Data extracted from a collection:
◆ ◆ ◆ ◆

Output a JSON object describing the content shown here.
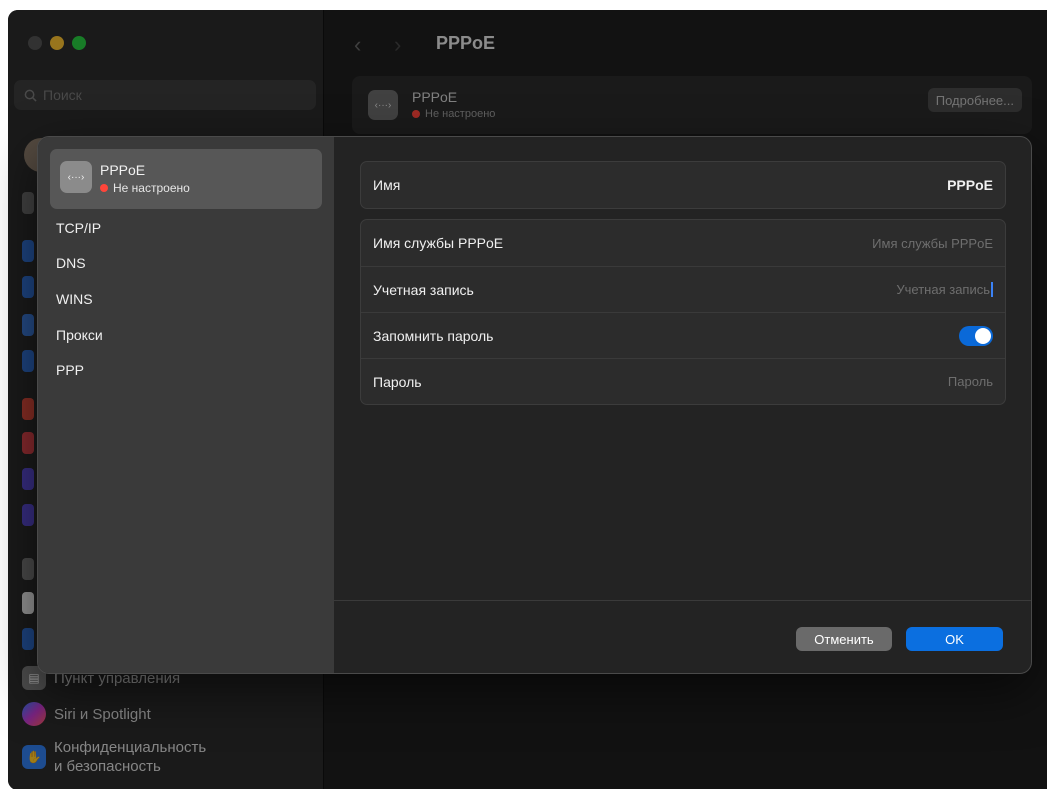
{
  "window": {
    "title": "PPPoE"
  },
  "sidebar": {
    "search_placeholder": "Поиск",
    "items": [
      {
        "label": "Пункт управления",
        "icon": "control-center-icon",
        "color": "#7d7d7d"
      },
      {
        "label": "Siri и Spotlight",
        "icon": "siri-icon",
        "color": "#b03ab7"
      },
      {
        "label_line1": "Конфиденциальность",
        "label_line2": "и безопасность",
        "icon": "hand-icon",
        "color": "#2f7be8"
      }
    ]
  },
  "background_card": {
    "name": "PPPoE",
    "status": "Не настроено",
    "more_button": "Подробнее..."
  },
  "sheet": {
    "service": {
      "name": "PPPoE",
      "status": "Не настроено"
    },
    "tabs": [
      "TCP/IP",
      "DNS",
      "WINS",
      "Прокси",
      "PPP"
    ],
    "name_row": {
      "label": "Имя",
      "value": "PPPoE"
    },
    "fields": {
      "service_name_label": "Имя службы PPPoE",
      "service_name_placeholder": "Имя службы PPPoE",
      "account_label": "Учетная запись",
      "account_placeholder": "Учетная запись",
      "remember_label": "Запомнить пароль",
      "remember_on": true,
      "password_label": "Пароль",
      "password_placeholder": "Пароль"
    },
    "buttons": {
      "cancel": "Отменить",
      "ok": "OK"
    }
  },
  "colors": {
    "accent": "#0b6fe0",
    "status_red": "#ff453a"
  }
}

◆ ◆ ◆ ◆

Exercise goal: Working from the lines above, reproduce the material exactly and exclude its pictures.

Completed task:
Output a JSON object describing the content shown here.
{
  "window": {
    "title": "PPPoE"
  },
  "sidebar": {
    "search_placeholder": "Поиск",
    "items": [
      {
        "label": "Пункт управления",
        "icon": "control-center-icon",
        "color": "#7d7d7d"
      },
      {
        "label": "Siri и Spotlight",
        "icon": "siri-icon",
        "color": "#b03ab7"
      },
      {
        "label_line1": "Конфиденциальность",
        "label_line2": "и безопасность",
        "icon": "hand-icon",
        "color": "#2f7be8"
      }
    ]
  },
  "background_card": {
    "name": "PPPoE",
    "status": "Не настроено",
    "more_button": "Подробнее..."
  },
  "sheet": {
    "service": {
      "name": "PPPoE",
      "status": "Не настроено"
    },
    "tabs": [
      "TCP/IP",
      "DNS",
      "WINS",
      "Прокси",
      "PPP"
    ],
    "name_row": {
      "label": "Имя",
      "value": "PPPoE"
    },
    "fields": {
      "service_name_label": "Имя службы PPPoE",
      "service_name_placeholder": "Имя службы PPPoE",
      "account_label": "Учетная запись",
      "account_placeholder": "Учетная запись",
      "remember_label": "Запомнить пароль",
      "remember_on": true,
      "password_label": "Пароль",
      "password_placeholder": "Пароль"
    },
    "buttons": {
      "cancel": "Отменить",
      "ok": "OK"
    }
  },
  "colors": {
    "accent": "#0b6fe0",
    "status_red": "#ff453a"
  }
}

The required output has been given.